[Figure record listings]
- - - -

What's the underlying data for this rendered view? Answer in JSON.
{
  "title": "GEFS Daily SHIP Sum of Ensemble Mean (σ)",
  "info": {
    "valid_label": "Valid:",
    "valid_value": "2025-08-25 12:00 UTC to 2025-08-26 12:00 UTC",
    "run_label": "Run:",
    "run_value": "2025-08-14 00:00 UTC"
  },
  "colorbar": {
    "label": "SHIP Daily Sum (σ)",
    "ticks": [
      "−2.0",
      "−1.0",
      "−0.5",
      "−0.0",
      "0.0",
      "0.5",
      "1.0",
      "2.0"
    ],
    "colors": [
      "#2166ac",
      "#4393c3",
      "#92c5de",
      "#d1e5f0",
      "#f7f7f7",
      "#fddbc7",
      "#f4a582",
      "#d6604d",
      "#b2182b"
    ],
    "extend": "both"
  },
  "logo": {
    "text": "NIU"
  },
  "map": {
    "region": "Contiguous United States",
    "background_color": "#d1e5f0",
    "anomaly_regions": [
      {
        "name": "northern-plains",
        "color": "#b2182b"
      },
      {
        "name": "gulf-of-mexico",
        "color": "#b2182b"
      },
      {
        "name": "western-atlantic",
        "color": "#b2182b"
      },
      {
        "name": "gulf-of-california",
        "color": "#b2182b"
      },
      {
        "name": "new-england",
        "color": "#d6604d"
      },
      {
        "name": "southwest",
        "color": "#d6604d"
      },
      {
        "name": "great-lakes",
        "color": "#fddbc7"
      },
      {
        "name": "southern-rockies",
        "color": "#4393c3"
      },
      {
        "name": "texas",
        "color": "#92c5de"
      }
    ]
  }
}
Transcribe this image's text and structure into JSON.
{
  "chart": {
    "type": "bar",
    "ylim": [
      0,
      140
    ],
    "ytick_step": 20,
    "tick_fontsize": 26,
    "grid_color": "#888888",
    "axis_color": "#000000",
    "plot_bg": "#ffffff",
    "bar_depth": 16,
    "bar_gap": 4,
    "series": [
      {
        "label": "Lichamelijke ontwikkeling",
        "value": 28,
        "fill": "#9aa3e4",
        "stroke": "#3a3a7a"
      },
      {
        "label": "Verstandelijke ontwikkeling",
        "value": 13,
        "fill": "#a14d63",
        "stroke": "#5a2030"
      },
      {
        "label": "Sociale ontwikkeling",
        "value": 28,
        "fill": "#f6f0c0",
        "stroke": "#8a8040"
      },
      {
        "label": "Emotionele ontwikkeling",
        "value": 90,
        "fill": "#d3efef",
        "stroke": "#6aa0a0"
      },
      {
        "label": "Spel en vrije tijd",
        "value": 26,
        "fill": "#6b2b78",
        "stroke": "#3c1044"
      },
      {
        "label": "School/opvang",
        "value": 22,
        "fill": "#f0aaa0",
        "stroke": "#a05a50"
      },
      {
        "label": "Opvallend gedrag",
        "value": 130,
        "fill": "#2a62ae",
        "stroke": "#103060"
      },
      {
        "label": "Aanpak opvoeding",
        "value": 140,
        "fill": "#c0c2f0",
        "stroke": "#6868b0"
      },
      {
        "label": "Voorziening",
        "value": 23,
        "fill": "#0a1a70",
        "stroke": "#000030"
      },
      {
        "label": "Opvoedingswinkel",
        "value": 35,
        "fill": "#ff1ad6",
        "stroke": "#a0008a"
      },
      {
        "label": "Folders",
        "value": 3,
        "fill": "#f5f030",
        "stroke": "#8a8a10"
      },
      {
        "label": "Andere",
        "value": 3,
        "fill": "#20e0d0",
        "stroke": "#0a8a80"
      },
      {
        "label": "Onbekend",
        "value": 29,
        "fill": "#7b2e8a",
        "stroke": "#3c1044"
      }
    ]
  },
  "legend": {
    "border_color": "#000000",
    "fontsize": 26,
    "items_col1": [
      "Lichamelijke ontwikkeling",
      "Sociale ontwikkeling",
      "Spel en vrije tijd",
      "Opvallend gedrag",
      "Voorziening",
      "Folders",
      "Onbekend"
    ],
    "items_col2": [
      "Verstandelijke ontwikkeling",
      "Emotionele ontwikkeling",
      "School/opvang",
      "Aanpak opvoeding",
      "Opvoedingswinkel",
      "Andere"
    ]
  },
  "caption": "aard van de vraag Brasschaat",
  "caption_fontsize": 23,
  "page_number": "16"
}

- - - -

**REQUIREMENT:**
From the records above, extract everything verbatim.

**EXERCISE ANSWER:**
What's the underlying data for this rendered view? Answer in JSON.
{
  "title": "GEFS Daily SHIP Sum of Ensemble Mean (σ)",
  "info": {
    "valid_label": "Valid:",
    "valid_value": "2025-08-25 12:00 UTC to 2025-08-26 12:00 UTC",
    "run_label": "Run:",
    "run_value": "2025-08-14 00:00 UTC"
  },
  "colorbar": {
    "label": "SHIP Daily Sum (σ)",
    "ticks": [
      "−2.0",
      "−1.0",
      "−0.5",
      "−0.0",
      "0.0",
      "0.5",
      "1.0",
      "2.0"
    ],
    "colors": [
      "#2166ac",
      "#4393c3",
      "#92c5de",
      "#d1e5f0",
      "#f7f7f7",
      "#fddbc7",
      "#f4a582",
      "#d6604d",
      "#b2182b"
    ],
    "extend": "both"
  },
  "logo": {
    "text": "NIU"
  },
  "map": {
    "region": "Contiguous United States",
    "background_color": "#d1e5f0",
    "anomaly_regions": [
      {
        "name": "northern-plains",
        "color": "#b2182b"
      },
      {
        "name": "gulf-of-mexico",
        "color": "#b2182b"
      },
      {
        "name": "western-atlantic",
        "color": "#b2182b"
      },
      {
        "name": "gulf-of-california",
        "color": "#b2182b"
      },
      {
        "name": "new-england",
        "color": "#d6604d"
      },
      {
        "name": "southwest",
        "color": "#d6604d"
      },
      {
        "name": "great-lakes",
        "color": "#fddbc7"
      },
      {
        "name": "southern-rockies",
        "color": "#4393c3"
      },
      {
        "name": "texas",
        "color": "#92c5de"
      }
    ]
  }
}
Transcribe this image's text and structure into JSON.
{
  "chart": {
    "type": "bar",
    "ylim": [
      0,
      140
    ],
    "ytick_step": 20,
    "tick_fontsize": 26,
    "grid_color": "#888888",
    "axis_color": "#000000",
    "plot_bg": "#ffffff",
    "bar_depth": 16,
    "bar_gap": 4,
    "series": [
      {
        "label": "Lichamelijke ontwikkeling",
        "value": 28,
        "fill": "#9aa3e4",
        "stroke": "#3a3a7a"
      },
      {
        "label": "Verstandelijke ontwikkeling",
        "value": 13,
        "fill": "#a14d63",
        "stroke": "#5a2030"
      },
      {
        "label": "Sociale ontwikkeling",
        "value": 28,
        "fill": "#f6f0c0",
        "stroke": "#8a8040"
      },
      {
        "label": "Emotionele ontwikkeling",
        "value": 90,
        "fill": "#d3efef",
        "stroke": "#6aa0a0"
      },
      {
        "label": "Spel en vrije tijd",
        "value": 26,
        "fill": "#6b2b78",
        "stroke": "#3c1044"
      },
      {
        "label": "School/opvang",
        "value": 22,
        "fill": "#f0aaa0",
        "stroke": "#a05a50"
      },
      {
        "label": "Opvallend gedrag",
        "value": 130,
        "fill": "#2a62ae",
        "stroke": "#103060"
      },
      {
        "label": "Aanpak opvoeding",
        "value": 140,
        "fill": "#c0c2f0",
        "stroke": "#6868b0"
      },
      {
        "label": "Voorziening",
        "value": 23,
        "fill": "#0a1a70",
        "stroke": "#000030"
      },
      {
        "label": "Opvoedingswinkel",
        "value": 35,
        "fill": "#ff1ad6",
        "stroke": "#a0008a"
      },
      {
        "label": "Folders",
        "value": 3,
        "fill": "#f5f030",
        "stroke": "#8a8a10"
      },
      {
        "label": "Andere",
        "value": 3,
        "fill": "#20e0d0",
        "stroke": "#0a8a80"
      },
      {
        "label": "Onbekend",
        "value": 29,
        "fill": "#7b2e8a",
        "stroke": "#3c1044"
      }
    ]
  },
  "legend": {
    "border_color": "#000000",
    "fontsize": 26,
    "items_col1": [
      "Lichamelijke ontwikkeling",
      "Sociale ontwikkeling",
      "Spel en vrije tijd",
      "Opvallend gedrag",
      "Voorziening",
      "Folders",
      "Onbekend"
    ],
    "items_col2": [
      "Verstandelijke ontwikkeling",
      "Emotionele ontwikkeling",
      "School/opvang",
      "Aanpak opvoeding",
      "Opvoedingswinkel",
      "Andere"
    ]
  },
  "caption": "aard van de vraag Brasschaat",
  "caption_fontsize": 23,
  "page_number": "16"
}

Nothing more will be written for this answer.